## Data listing

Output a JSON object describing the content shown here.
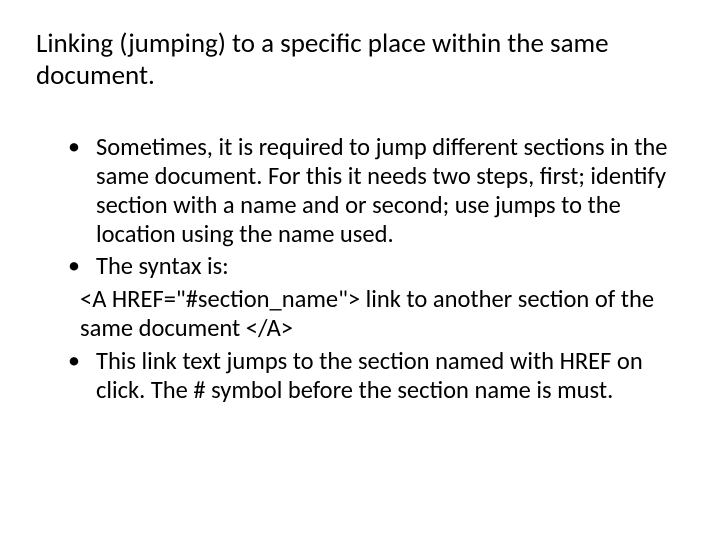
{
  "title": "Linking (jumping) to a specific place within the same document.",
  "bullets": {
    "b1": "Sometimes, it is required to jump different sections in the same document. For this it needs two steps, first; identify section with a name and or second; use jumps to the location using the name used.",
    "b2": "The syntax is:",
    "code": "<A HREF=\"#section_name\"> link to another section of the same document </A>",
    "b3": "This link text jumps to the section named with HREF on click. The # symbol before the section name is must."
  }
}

---

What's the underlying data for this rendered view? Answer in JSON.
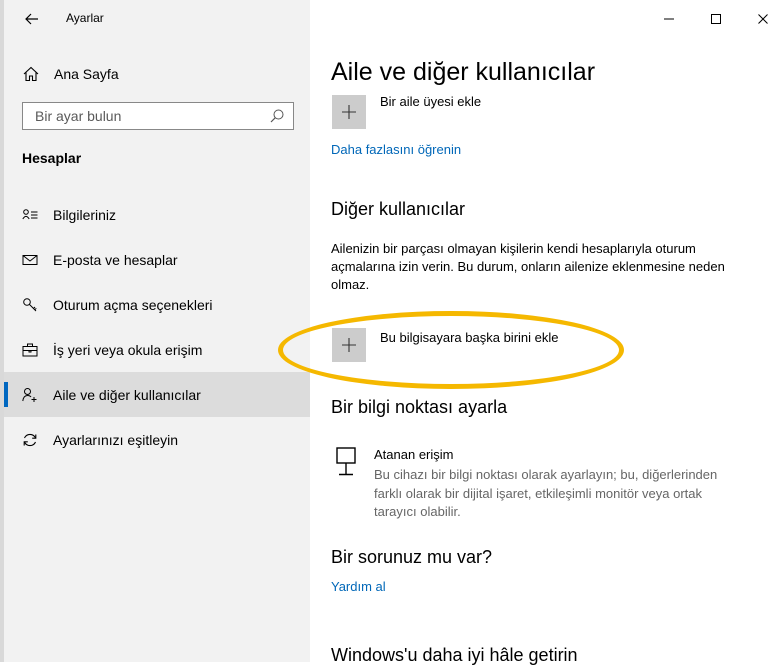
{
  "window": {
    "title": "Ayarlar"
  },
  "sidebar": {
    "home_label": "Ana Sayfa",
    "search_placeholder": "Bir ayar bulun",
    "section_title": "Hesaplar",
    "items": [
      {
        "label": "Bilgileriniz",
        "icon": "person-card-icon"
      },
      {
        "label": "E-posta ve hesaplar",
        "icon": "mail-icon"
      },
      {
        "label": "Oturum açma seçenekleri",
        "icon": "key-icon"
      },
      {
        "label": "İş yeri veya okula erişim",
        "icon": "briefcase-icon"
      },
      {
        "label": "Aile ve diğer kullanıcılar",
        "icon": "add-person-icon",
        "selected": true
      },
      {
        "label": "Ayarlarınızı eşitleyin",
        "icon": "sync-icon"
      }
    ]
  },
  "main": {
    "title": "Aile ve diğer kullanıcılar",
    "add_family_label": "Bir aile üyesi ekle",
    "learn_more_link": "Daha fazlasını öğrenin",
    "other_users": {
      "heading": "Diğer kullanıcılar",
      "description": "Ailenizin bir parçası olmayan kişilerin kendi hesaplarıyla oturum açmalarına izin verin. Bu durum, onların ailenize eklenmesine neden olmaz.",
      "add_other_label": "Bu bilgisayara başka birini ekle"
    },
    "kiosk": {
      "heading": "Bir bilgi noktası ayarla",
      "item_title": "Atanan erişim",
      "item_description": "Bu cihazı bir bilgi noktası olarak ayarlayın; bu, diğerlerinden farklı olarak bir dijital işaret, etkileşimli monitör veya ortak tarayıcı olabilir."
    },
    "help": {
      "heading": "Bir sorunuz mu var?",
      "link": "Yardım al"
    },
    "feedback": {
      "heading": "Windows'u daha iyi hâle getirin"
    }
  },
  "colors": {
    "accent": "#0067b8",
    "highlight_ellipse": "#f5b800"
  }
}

--

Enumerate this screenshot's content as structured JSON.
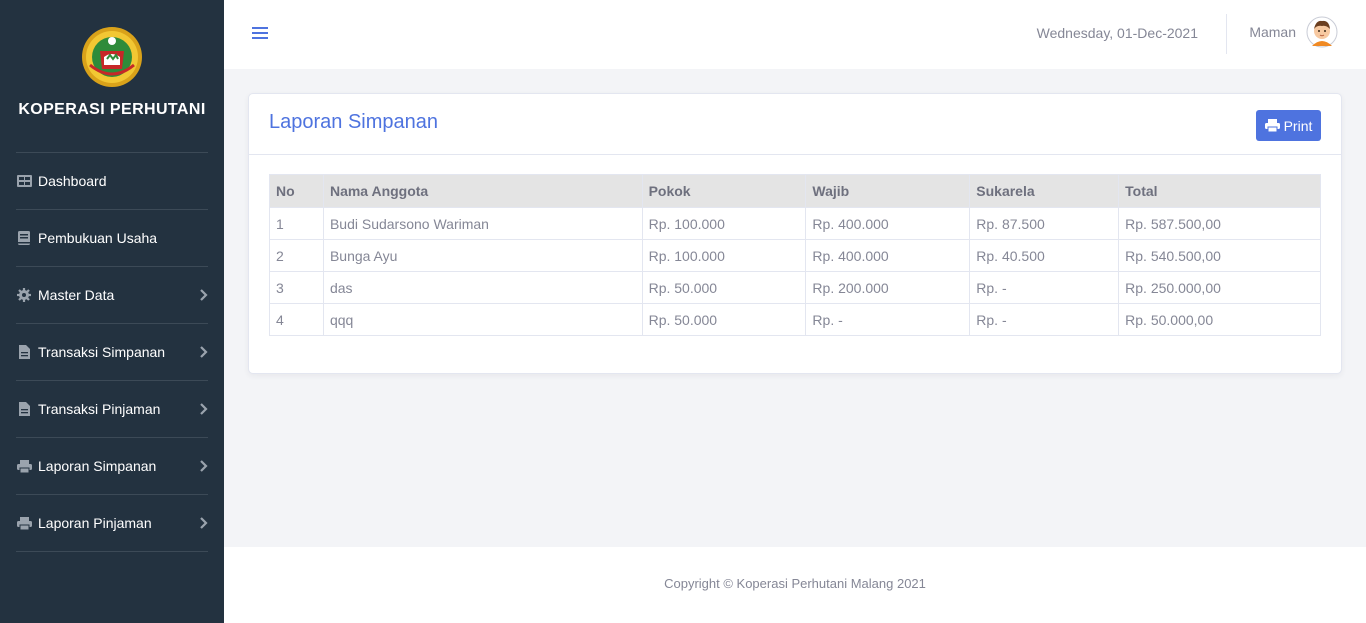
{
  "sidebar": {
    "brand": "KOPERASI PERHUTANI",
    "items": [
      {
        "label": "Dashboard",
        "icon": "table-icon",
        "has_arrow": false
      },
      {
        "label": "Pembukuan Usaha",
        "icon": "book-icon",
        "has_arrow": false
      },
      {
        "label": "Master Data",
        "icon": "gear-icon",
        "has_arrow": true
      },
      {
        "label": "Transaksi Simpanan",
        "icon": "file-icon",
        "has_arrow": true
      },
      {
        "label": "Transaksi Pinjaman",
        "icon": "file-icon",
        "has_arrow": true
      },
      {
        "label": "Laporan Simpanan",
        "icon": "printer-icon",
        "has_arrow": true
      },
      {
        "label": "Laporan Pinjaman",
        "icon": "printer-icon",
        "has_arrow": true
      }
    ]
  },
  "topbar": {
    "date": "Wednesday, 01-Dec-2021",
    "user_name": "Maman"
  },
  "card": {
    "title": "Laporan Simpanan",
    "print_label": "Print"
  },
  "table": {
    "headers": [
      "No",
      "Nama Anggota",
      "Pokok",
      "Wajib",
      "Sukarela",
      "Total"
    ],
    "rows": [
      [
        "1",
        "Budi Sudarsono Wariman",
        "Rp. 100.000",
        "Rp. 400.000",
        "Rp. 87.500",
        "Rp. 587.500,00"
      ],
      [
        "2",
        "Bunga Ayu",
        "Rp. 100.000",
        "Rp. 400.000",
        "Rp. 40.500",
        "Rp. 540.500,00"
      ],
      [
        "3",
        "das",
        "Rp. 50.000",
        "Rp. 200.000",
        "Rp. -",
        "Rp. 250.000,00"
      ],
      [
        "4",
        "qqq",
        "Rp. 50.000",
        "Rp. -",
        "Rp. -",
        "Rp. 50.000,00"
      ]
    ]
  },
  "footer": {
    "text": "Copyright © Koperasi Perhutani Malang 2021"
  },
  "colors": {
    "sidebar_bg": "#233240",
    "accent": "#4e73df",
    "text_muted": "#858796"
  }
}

## Prompt
Pick out each line containing the string "erişim" and copy it.

## Written answer
        "label": "İş yeri veya okula erişim",
      "item_title": "Atanan erişim",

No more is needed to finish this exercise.